- Exercise
Reproduce the records below in full and exactly, without their images.

- Task data

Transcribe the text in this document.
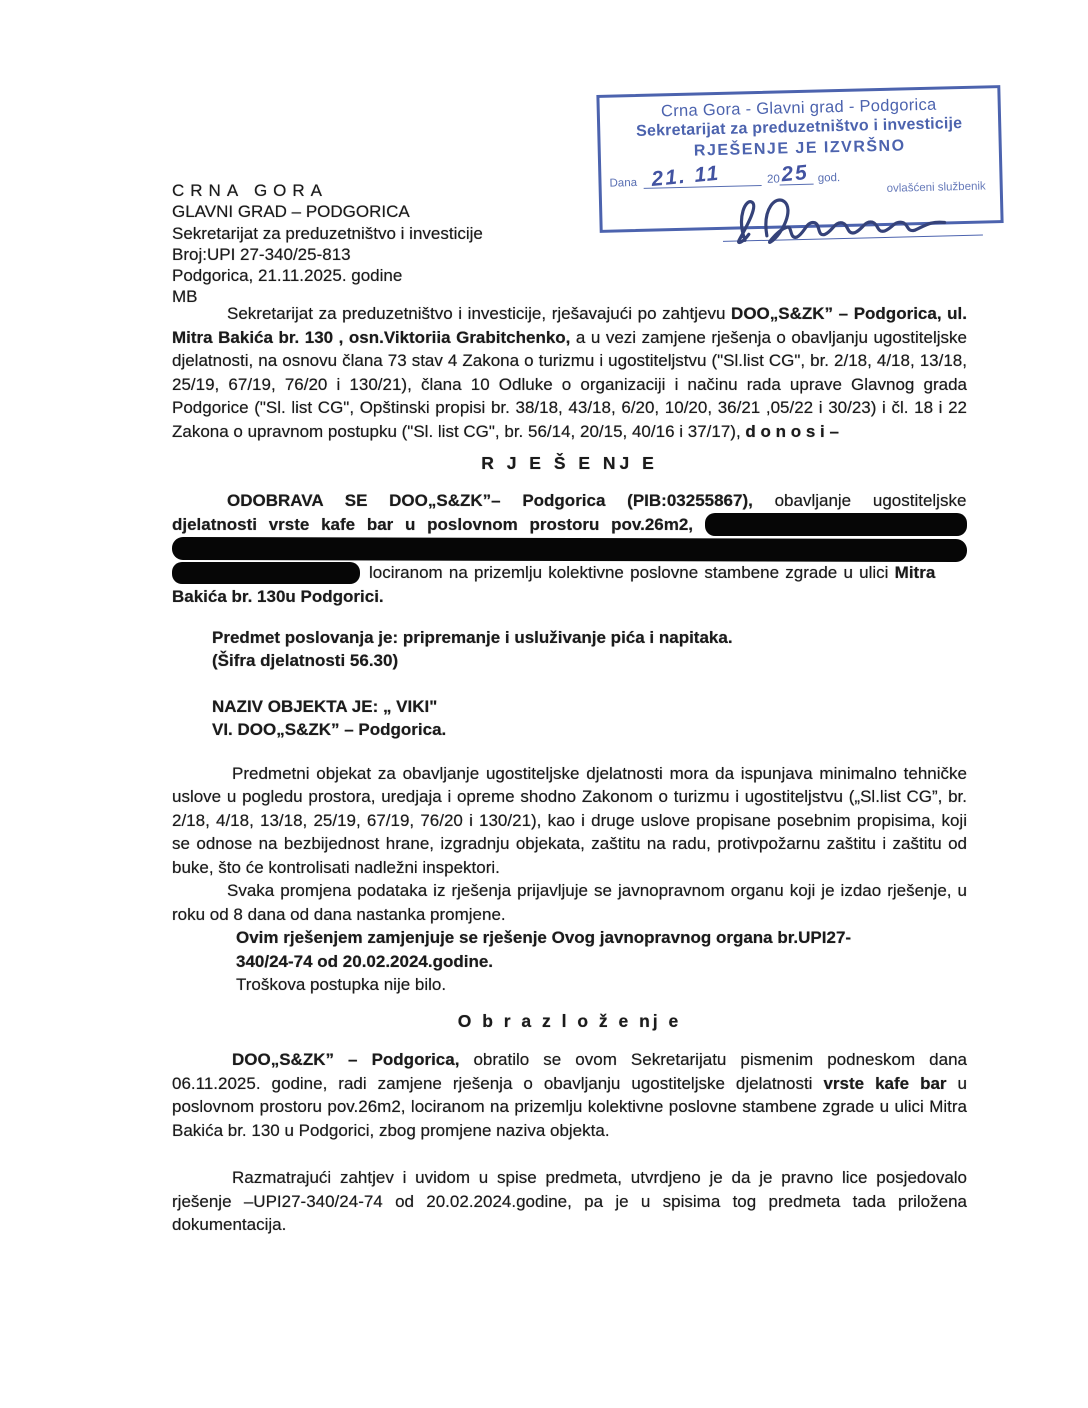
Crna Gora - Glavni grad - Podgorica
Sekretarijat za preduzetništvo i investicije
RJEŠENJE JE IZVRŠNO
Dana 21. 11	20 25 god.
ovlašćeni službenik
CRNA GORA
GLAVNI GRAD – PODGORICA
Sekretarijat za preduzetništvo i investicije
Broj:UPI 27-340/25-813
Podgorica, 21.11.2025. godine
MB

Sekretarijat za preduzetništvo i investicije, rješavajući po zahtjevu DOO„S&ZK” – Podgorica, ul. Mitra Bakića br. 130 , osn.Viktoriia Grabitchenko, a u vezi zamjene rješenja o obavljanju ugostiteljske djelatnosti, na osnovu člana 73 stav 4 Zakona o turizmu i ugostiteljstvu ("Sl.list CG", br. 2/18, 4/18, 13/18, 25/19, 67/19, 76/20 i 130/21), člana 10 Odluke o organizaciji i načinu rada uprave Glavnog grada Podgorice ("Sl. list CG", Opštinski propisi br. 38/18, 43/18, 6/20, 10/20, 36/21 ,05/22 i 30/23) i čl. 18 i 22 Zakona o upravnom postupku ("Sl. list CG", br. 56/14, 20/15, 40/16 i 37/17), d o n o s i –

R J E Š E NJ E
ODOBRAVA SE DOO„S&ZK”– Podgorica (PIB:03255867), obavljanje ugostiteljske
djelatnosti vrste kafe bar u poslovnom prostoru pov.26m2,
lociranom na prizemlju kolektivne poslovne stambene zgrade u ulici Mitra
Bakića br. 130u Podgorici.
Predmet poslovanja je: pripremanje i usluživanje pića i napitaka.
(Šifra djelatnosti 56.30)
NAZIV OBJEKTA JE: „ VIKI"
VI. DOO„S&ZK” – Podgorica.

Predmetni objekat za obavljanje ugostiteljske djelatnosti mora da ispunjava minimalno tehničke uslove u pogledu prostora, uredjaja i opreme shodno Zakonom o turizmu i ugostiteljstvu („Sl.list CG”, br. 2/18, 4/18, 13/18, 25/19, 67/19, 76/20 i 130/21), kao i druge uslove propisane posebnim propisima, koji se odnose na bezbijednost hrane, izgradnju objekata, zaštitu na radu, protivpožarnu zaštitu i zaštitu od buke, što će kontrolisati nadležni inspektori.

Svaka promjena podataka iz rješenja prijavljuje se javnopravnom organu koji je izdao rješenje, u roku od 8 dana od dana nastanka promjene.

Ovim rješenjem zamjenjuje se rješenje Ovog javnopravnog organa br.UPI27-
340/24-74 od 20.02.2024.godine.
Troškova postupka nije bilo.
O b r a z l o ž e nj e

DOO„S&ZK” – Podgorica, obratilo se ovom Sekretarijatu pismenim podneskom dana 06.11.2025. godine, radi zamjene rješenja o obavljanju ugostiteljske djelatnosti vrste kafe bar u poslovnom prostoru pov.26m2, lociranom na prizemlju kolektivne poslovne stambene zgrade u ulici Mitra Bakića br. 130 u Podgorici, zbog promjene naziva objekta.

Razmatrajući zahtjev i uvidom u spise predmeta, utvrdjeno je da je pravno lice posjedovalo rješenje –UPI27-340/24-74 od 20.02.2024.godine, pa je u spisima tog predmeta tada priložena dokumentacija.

- Written response
Transcribe the text in this document.
Crna Gora - Glavni grad - Podgorica
Sekretarijat za preduzetništvo i investicije
RJEŠENJE JE IZVRŠNO
Dana 21. 11	20 25 god.
ovlašćeni službenik
CRNA GORA
GLAVNI GRAD – PODGORICA
Sekretarijat za preduzetništvo i investicije
Broj:UPI 27-340/25-813
Podgorica, 21.11.2025. godine
MB

Sekretarijat za preduzetništvo i investicije, rješavajući po zahtjevu DOO„S&ZK” – Podgorica, ul. Mitra Bakića br. 130 , osn.Viktoriia Grabitchenko, a u vezi zamjene rješenja o obavljanju ugostiteljske djelatnosti, na osnovu člana 73 stav 4 Zakona o turizmu i ugostiteljstvu ("Sl.list CG", br. 2/18, 4/18, 13/18, 25/19, 67/19, 76/20 i 130/21), člana 10 Odluke o organizaciji i načinu rada uprave Glavnog grada Podgorice ("Sl. list CG", Opštinski propisi br. 38/18, 43/18, 6/20, 10/20, 36/21 ,05/22 i 30/23) i čl. 18 i 22 Zakona o upravnom postupku ("Sl. list CG", br. 56/14, 20/15, 40/16 i 37/17), d o n o s i –

R J E Š E NJ E
ODOBRAVA SE DOO„S&ZK”– Podgorica (PIB:03255867), obavljanje ugostiteljske
djelatnosti vrste kafe bar u poslovnom prostoru pov.26m2,
lociranom na prizemlju kolektivne poslovne stambene zgrade u ulici Mitra
Bakića br. 130u Podgorici.
Predmet poslovanja je: pripremanje i usluživanje pića i napitaka.
(Šifra djelatnosti 56.30)
NAZIV OBJEKTA JE: „ VIKI"
VI. DOO„S&ZK” – Podgorica.

Predmetni objekat za obavljanje ugostiteljske djelatnosti mora da ispunjava minimalno tehničke uslove u pogledu prostora, uredjaja i opreme shodno Zakonom o turizmu i ugostiteljstvu („Sl.list CG”, br. 2/18, 4/18, 13/18, 25/19, 67/19, 76/20 i 130/21), kao i druge uslove propisane posebnim propisima, koji se odnose na bezbijednost hrane, izgradnju objekata, zaštitu na radu, protivpožarnu zaštitu i zaštitu od buke, što će kontrolisati nadležni inspektori.

Svaka promjena podataka iz rješenja prijavljuje se javnopravnom organu koji je izdao rješenje, u roku od 8 dana od dana nastanka promjene.

Ovim rješenjem zamjenjuje se rješenje Ovog javnopravnog organa br.UPI27-
340/24-74 od 20.02.2024.godine.
Troškova postupka nije bilo.
O b r a z l o ž e nj e

DOO„S&ZK” – Podgorica, obratilo se ovom Sekretarijatu pismenim podneskom dana 06.11.2025. godine, radi zamjene rješenja o obavljanju ugostiteljske djelatnosti vrste kafe bar u poslovnom prostoru pov.26m2, lociranom na prizemlju kolektivne poslovne stambene zgrade u ulici Mitra Bakića br. 130 u Podgorici, zbog promjene naziva objekta.

Razmatrajući zahtjev i uvidom u spise predmeta, utvrdjeno je da je pravno lice posjedovalo rješenje –UPI27-340/24-74 od 20.02.2024.godine, pa je u spisima tog predmeta tada priložena dokumentacija.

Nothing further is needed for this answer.